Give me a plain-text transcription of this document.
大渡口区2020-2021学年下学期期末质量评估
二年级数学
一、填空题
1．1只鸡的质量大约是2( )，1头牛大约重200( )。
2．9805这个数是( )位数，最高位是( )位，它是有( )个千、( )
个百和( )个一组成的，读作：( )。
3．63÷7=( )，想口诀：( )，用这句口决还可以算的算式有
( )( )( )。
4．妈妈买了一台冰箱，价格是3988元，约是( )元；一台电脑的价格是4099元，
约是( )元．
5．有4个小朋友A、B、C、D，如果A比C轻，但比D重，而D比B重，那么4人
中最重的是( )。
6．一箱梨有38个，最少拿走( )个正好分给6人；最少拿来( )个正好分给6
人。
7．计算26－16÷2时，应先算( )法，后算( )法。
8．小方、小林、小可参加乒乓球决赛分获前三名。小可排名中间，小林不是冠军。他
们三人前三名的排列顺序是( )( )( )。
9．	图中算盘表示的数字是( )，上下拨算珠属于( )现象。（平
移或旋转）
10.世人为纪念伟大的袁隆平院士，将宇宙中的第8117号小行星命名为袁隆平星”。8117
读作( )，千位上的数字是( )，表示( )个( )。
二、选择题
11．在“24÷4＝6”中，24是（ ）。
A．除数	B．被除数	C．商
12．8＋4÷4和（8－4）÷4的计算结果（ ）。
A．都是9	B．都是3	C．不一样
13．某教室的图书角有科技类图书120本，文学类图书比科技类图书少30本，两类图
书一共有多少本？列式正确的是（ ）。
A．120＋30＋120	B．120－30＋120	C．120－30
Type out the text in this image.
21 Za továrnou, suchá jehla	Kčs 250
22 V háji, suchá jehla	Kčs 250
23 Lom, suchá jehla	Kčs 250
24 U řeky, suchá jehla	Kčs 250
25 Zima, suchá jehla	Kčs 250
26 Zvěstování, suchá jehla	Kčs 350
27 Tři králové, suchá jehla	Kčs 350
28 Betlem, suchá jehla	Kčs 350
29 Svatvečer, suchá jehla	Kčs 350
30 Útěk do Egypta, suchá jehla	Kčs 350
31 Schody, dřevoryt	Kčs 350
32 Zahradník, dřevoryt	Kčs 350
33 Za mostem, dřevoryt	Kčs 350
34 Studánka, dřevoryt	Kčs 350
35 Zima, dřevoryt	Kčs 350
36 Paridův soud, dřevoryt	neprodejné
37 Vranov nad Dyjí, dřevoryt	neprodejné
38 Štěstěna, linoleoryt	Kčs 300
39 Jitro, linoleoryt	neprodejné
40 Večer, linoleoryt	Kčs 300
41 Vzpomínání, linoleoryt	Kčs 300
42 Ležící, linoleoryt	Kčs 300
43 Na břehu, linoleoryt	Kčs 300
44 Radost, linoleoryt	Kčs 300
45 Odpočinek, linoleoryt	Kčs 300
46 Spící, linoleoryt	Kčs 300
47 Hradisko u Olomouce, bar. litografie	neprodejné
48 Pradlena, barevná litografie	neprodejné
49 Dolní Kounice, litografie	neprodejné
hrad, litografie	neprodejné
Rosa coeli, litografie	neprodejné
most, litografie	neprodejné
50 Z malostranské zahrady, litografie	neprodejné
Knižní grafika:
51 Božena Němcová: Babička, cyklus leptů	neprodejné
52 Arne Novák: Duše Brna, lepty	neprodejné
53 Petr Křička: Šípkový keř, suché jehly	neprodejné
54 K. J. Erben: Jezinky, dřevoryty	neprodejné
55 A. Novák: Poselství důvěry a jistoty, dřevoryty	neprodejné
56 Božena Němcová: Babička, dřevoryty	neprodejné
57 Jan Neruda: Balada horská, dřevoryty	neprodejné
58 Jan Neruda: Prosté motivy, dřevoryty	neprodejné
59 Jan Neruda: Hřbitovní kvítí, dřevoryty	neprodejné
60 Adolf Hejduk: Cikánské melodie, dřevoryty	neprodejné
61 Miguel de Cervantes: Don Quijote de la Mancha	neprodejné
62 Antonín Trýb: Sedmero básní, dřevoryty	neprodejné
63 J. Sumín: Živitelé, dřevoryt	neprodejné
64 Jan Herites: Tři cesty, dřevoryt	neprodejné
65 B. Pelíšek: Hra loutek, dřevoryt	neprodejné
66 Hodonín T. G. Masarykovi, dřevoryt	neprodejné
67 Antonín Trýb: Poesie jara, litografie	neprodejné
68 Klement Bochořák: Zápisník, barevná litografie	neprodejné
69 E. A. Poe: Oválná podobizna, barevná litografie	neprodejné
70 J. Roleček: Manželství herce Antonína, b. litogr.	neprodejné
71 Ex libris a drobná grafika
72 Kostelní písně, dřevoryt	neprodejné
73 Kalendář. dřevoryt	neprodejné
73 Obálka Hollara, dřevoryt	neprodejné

Your objective: Go through the records and pull out each line that includes the word "suchá".

Exercise response:
21 Za továrnou, suchá jehla	Kčs 250
22 V háji, suchá jehla	Kčs 250
23 Lom, suchá jehla	Kčs 250
24 U řeky, suchá jehla	Kčs 250
25 Zima, suchá jehla	Kčs 250
26 Zvěstování, suchá jehla	Kčs 350
27 Tři králové, suchá jehla	Kčs 350
28 Betlem, suchá jehla	Kčs 350
29 Svatvečer, suchá jehla	Kčs 350
30 Útěk do Egypta, suchá jehla	Kčs 350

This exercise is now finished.